** BEGIN Dataset content **
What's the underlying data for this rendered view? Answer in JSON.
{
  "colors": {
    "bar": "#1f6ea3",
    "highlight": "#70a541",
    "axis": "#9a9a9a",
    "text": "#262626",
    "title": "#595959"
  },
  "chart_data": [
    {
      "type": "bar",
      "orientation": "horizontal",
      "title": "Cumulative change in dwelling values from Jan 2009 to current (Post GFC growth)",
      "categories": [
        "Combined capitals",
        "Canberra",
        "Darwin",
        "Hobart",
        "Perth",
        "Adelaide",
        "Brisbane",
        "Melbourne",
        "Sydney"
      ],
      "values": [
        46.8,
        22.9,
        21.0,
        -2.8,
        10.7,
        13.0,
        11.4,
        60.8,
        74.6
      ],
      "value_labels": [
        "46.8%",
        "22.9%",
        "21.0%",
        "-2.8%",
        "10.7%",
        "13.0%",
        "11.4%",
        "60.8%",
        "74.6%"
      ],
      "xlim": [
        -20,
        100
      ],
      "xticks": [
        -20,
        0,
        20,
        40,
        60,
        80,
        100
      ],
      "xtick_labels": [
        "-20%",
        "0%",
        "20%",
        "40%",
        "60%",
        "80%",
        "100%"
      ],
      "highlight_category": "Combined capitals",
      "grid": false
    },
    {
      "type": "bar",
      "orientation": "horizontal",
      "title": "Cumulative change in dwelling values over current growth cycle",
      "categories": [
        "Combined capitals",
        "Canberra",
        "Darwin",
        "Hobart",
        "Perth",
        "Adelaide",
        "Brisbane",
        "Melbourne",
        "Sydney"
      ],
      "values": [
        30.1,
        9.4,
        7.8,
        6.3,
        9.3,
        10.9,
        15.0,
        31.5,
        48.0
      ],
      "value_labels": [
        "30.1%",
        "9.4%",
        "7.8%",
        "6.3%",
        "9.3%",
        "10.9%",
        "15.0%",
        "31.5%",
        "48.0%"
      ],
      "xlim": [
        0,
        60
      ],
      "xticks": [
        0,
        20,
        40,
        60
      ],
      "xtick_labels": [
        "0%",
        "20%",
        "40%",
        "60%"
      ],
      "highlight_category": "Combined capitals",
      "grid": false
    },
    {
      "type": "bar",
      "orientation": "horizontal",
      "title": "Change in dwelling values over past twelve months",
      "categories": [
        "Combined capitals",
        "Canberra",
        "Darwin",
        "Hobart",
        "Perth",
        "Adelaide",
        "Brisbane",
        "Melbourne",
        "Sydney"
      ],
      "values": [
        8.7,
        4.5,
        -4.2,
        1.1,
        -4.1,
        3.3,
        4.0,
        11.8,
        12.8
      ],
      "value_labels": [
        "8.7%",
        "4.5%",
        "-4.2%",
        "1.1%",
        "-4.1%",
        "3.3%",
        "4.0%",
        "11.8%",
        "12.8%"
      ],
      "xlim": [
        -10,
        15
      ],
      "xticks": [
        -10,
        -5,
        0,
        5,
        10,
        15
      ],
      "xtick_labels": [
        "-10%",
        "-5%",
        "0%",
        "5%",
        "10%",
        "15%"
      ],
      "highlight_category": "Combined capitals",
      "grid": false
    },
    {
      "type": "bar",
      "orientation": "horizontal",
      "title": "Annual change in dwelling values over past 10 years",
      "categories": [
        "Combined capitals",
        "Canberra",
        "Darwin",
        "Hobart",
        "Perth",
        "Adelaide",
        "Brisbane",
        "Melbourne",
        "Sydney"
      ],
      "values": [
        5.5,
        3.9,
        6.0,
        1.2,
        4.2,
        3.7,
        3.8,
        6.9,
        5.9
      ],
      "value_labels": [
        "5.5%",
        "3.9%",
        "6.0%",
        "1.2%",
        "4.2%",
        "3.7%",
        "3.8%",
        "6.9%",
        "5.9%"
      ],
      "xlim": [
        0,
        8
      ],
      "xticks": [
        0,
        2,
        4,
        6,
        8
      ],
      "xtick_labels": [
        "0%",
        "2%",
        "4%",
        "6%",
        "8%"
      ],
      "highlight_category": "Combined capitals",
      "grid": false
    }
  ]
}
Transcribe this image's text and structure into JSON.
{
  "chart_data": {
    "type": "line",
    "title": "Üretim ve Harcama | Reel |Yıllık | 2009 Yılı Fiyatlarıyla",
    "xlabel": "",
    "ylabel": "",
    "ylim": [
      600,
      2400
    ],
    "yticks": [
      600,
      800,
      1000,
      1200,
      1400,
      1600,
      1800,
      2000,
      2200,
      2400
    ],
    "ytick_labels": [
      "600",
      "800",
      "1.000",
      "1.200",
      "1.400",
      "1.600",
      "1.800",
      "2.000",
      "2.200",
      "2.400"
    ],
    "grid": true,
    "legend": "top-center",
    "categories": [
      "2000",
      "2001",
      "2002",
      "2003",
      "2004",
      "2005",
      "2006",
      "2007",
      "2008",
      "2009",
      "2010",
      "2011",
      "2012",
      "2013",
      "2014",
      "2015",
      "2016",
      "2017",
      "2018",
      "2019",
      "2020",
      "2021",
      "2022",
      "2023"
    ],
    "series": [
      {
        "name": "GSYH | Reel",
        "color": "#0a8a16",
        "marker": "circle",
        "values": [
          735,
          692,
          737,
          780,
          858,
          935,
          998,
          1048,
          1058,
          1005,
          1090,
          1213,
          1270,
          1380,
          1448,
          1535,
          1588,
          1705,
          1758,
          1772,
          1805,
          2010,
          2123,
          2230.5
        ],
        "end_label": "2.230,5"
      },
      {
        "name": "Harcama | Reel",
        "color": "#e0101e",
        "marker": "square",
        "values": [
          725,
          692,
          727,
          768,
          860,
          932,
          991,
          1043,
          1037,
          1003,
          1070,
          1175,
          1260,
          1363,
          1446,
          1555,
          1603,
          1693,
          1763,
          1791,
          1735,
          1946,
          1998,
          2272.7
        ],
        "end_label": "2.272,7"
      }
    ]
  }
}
** END Dataset content **
** BEGIN Dataset content **
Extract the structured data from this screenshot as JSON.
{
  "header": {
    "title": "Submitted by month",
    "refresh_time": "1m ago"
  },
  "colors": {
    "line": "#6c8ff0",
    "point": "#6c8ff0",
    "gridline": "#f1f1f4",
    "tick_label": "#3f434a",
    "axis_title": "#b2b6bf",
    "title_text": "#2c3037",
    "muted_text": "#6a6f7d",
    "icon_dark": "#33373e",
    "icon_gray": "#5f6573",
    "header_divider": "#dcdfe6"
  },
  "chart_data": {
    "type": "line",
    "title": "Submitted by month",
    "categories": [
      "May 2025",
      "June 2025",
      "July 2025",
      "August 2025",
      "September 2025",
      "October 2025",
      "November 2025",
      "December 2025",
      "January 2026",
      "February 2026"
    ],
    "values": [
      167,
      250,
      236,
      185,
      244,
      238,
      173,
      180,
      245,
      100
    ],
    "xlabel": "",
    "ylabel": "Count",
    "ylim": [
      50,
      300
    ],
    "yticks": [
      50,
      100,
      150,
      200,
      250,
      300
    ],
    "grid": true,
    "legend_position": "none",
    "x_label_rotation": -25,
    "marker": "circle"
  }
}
** END Dataset content **
** BEGIN Dataset content **
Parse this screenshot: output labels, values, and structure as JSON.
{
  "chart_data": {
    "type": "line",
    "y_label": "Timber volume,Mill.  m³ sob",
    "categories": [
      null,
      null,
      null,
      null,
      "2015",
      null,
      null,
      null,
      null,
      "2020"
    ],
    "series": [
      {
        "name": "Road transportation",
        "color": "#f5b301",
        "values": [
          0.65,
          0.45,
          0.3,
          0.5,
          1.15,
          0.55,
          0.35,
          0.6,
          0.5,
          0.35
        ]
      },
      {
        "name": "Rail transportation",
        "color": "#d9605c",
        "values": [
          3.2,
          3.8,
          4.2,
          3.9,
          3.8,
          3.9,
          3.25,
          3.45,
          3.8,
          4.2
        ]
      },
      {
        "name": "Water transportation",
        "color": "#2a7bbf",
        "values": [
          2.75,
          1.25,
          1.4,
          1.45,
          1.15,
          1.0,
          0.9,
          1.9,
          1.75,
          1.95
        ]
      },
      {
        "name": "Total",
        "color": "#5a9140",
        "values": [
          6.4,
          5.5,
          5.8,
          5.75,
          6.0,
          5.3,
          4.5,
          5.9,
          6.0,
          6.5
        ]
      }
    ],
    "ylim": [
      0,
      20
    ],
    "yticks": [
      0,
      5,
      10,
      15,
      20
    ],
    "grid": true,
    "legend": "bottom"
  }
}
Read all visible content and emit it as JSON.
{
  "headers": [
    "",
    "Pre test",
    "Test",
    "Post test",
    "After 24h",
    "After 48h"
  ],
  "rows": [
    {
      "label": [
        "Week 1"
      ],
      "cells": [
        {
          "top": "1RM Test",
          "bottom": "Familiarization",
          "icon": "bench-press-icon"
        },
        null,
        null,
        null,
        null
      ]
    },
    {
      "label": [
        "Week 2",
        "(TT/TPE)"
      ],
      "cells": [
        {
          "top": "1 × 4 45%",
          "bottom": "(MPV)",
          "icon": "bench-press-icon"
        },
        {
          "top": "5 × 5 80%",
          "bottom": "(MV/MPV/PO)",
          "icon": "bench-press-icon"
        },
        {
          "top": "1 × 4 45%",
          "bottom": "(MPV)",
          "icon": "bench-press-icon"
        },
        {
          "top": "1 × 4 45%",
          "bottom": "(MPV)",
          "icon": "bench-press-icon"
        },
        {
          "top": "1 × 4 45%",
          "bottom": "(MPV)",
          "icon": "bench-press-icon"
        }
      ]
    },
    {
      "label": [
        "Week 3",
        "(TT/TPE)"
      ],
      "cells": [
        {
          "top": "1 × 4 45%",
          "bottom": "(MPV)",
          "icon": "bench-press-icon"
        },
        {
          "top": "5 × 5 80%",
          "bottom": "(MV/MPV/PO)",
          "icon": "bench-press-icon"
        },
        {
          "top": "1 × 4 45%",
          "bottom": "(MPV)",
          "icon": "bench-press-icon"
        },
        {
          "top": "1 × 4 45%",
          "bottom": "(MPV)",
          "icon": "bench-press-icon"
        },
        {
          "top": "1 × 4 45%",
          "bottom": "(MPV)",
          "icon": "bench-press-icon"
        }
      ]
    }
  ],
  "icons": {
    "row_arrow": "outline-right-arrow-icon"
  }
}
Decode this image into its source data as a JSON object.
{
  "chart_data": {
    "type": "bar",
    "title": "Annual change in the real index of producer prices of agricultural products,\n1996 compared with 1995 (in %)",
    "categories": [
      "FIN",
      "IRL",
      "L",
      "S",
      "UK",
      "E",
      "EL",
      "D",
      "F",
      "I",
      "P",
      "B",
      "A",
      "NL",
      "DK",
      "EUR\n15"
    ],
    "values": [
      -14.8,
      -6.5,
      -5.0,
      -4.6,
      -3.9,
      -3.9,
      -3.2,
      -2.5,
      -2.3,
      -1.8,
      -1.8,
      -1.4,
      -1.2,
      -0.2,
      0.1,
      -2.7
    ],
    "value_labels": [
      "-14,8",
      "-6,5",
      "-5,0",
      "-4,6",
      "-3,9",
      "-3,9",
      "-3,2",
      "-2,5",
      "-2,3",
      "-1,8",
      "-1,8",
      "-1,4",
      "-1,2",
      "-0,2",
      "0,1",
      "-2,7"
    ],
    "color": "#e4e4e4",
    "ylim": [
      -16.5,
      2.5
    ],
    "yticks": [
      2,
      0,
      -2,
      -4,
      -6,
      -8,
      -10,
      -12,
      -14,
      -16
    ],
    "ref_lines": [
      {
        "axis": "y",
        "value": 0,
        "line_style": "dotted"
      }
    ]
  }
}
** END Dataset content **
Your goal: State the number of lines in the preceding entries that include the word "into". Provide nothing else.

Response: 2